*Exercise goal*
Search the data for the word "this" and copy every line that contains it.

*Extracted information*
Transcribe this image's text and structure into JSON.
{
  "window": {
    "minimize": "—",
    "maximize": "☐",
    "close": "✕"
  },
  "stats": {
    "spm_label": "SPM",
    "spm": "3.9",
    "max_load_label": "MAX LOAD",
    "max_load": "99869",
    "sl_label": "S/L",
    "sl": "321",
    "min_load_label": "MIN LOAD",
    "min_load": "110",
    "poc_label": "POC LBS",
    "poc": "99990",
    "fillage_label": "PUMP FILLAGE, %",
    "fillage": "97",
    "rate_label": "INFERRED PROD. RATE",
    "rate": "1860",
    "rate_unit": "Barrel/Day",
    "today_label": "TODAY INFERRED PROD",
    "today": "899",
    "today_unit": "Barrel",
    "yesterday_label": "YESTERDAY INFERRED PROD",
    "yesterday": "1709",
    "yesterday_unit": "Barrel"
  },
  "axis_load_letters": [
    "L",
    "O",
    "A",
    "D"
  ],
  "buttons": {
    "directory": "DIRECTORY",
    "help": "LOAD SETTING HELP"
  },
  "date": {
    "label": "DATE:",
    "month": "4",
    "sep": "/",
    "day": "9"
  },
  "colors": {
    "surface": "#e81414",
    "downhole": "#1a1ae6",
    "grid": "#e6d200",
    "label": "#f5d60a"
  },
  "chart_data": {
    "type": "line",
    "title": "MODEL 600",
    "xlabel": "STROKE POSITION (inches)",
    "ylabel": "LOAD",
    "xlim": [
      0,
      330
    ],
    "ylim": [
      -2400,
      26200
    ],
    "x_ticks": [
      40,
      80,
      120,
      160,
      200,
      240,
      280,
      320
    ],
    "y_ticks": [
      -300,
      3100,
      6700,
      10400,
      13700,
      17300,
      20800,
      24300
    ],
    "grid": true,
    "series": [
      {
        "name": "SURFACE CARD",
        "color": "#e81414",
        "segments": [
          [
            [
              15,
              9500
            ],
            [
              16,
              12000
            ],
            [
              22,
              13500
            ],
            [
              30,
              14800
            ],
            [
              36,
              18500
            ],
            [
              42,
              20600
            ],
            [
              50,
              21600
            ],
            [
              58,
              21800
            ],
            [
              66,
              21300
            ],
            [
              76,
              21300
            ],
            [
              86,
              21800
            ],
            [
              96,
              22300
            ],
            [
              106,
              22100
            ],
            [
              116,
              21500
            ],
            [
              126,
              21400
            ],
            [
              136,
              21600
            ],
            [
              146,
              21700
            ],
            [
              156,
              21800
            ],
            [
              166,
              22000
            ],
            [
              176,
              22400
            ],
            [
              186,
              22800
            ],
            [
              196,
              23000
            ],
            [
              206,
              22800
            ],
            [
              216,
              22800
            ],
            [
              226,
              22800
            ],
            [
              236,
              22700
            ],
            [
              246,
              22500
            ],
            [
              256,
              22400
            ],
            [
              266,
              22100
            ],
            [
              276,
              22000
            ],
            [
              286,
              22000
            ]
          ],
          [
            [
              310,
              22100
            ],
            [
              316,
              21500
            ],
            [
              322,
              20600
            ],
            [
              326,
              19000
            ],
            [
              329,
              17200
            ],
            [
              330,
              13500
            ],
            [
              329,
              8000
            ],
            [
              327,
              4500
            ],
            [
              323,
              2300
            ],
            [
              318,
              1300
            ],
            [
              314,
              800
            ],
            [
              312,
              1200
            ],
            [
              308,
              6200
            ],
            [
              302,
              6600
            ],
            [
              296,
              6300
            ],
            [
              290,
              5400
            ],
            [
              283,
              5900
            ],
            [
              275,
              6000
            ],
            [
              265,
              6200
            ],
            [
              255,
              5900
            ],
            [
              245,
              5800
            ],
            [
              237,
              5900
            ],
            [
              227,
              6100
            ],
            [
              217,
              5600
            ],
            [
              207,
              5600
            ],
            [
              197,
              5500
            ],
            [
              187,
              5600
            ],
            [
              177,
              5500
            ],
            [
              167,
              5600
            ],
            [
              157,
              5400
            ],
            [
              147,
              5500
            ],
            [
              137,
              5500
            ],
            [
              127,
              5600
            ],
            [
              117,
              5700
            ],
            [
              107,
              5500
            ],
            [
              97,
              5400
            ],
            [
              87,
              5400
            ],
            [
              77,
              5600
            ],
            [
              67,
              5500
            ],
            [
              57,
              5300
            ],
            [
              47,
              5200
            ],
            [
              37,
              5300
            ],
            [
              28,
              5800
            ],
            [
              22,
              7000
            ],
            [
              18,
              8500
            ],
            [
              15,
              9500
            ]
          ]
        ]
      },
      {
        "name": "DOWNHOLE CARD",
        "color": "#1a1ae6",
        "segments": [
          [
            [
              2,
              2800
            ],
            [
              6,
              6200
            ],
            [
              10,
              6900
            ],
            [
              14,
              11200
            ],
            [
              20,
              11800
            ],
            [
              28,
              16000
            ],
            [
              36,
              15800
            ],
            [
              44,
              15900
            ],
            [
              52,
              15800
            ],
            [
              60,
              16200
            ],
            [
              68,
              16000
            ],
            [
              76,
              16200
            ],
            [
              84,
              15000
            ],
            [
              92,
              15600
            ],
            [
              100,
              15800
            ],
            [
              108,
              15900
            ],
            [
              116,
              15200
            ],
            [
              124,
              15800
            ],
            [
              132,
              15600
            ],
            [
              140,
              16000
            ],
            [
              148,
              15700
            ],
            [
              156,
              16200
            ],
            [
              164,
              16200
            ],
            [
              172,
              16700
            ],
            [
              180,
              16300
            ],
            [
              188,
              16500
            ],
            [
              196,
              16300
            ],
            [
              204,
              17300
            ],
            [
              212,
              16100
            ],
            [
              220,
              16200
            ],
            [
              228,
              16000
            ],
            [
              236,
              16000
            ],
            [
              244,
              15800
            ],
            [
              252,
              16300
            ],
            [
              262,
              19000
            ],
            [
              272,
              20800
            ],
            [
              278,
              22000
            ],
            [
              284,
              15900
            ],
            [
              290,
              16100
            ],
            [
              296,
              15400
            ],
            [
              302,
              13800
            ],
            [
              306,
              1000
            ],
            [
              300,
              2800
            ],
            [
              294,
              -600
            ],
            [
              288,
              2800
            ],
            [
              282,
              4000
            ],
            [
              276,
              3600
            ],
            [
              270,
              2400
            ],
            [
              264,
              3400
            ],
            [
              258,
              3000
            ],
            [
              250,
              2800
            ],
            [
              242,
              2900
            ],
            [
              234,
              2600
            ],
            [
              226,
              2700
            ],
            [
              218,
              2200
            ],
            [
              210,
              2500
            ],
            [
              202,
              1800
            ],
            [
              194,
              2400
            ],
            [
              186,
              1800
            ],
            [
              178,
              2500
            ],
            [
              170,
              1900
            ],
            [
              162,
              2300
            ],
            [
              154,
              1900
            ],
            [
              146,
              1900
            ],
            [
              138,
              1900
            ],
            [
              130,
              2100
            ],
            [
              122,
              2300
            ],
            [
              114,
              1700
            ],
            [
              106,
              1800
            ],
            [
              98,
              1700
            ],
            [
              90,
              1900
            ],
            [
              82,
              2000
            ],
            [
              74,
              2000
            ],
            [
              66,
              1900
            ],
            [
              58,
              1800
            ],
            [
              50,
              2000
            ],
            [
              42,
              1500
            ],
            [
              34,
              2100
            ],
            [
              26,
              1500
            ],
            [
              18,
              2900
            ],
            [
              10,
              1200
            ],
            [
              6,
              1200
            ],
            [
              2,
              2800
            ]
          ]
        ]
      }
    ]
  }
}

--

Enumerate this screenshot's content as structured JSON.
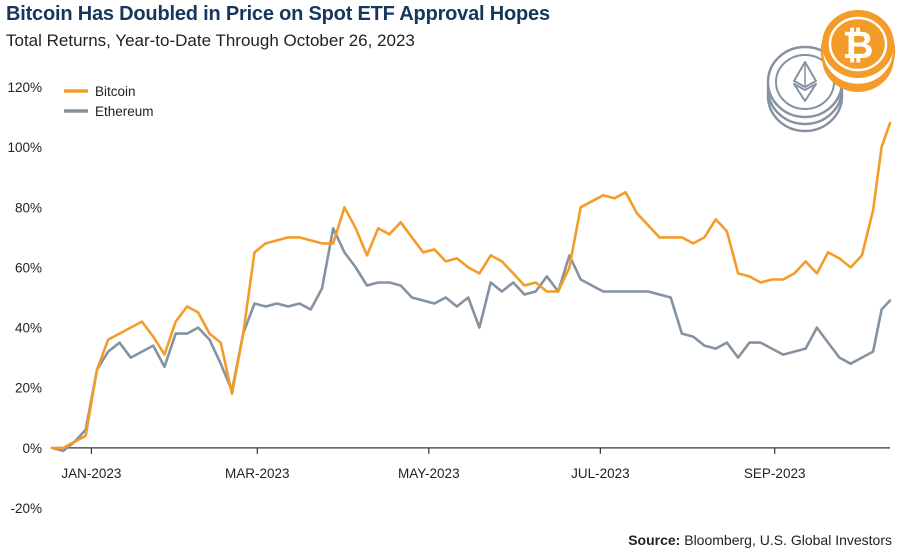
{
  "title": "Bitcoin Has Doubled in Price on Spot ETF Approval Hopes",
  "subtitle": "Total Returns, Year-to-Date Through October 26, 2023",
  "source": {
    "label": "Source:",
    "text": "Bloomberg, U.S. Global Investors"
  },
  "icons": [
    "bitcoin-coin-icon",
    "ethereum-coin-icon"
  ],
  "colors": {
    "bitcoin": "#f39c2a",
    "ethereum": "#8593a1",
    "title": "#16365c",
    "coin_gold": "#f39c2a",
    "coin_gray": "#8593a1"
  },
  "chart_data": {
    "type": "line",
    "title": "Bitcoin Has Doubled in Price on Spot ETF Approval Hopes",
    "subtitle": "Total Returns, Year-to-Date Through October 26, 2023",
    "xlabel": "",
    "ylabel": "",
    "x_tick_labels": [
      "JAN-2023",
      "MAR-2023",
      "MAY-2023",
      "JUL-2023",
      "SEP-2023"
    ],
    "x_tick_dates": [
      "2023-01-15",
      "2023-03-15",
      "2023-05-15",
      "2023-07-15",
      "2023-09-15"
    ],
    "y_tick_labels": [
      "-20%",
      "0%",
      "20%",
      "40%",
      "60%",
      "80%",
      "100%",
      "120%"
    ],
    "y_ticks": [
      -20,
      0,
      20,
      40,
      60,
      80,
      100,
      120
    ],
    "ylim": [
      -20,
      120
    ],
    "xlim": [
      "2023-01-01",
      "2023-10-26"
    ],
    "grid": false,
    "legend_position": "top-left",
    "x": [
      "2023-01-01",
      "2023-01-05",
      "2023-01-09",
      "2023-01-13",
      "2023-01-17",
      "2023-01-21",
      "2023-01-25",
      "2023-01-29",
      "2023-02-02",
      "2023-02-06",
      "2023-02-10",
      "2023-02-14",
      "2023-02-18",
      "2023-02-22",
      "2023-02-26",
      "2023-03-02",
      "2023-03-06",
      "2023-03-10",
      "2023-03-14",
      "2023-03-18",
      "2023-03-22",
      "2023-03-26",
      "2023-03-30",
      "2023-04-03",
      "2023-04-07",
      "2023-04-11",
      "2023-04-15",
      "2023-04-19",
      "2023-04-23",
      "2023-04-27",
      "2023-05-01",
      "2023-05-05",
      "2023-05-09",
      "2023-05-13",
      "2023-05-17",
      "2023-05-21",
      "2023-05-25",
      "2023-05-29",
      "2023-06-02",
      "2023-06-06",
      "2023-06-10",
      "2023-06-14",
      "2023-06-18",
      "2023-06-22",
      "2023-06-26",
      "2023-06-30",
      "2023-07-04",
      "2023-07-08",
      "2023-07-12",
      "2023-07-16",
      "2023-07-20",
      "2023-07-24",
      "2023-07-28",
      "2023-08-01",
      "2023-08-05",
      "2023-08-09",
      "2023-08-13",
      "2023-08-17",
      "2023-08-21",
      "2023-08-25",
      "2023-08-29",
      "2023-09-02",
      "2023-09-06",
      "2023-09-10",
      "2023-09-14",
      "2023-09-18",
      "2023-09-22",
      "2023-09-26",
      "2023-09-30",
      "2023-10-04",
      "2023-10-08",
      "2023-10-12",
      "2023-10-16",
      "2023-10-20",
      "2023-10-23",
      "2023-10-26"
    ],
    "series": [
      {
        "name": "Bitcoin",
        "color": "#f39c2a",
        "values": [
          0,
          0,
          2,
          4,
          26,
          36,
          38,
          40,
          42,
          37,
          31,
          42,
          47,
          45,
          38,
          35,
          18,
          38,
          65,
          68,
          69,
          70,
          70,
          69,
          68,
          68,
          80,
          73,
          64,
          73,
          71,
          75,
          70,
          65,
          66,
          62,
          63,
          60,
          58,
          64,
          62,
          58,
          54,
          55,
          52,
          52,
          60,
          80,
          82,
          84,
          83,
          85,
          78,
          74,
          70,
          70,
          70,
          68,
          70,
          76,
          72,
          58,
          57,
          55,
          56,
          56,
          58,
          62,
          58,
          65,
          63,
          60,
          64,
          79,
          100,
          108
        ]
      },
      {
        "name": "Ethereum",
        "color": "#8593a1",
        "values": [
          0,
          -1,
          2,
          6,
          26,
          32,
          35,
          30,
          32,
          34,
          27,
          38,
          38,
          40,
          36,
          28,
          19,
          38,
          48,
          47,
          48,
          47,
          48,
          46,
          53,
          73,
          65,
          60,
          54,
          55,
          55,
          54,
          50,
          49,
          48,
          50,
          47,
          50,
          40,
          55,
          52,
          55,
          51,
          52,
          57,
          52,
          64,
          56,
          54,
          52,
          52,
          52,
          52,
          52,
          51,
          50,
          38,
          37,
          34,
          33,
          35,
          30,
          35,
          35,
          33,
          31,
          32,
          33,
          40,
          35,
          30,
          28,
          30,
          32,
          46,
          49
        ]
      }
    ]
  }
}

*Written answer*
Transcribe this image's text and structure into JSON.
Enumerate this screenshot's content as structured JSON.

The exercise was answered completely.